• Goal:
Write the material out again in full, exactly.

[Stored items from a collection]

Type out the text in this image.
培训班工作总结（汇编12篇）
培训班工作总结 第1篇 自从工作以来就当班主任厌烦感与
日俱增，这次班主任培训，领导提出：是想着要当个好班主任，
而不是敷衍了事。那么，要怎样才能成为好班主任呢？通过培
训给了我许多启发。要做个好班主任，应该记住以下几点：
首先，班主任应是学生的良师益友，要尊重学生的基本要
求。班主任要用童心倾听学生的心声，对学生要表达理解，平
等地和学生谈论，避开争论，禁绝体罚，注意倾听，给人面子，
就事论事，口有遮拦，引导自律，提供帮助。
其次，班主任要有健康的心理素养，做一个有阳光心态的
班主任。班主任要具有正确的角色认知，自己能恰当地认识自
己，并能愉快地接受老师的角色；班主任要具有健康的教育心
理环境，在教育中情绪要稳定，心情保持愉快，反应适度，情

• Correct response:
Type out the text in this image.
培训班工作总结（汇编12篇）
培训班工作总结 第1篇 自从工作以来就当班主任厌烦感与
日俱增，这次班主任培训，领导提出：是想着要当个好班主任，
而不是敷衍了事。那么，要怎样才能成为好班主任呢？通过培
训给了我许多启发。要做个好班主任，应该记住以下几点：
首先，班主任应是学生的良师益友，要尊重学生的基本要
求。班主任要用童心倾听学生的心声，对学生要表达理解，平
等地和学生谈论，避开争论，禁绝体罚，注意倾听，给人面子，
就事论事，口有遮拦，引导自律，提供帮助。
其次，班主任要有健康的心理素养，做一个有阳光心态的
班主任。班主任要具有正确的角色认知，自己能恰当地认识自
己，并能愉快地接受老师的角色；班主任要具有健康的教育心
理环境，在教育中情绪要稳定，心情保持愉快，反应适度，情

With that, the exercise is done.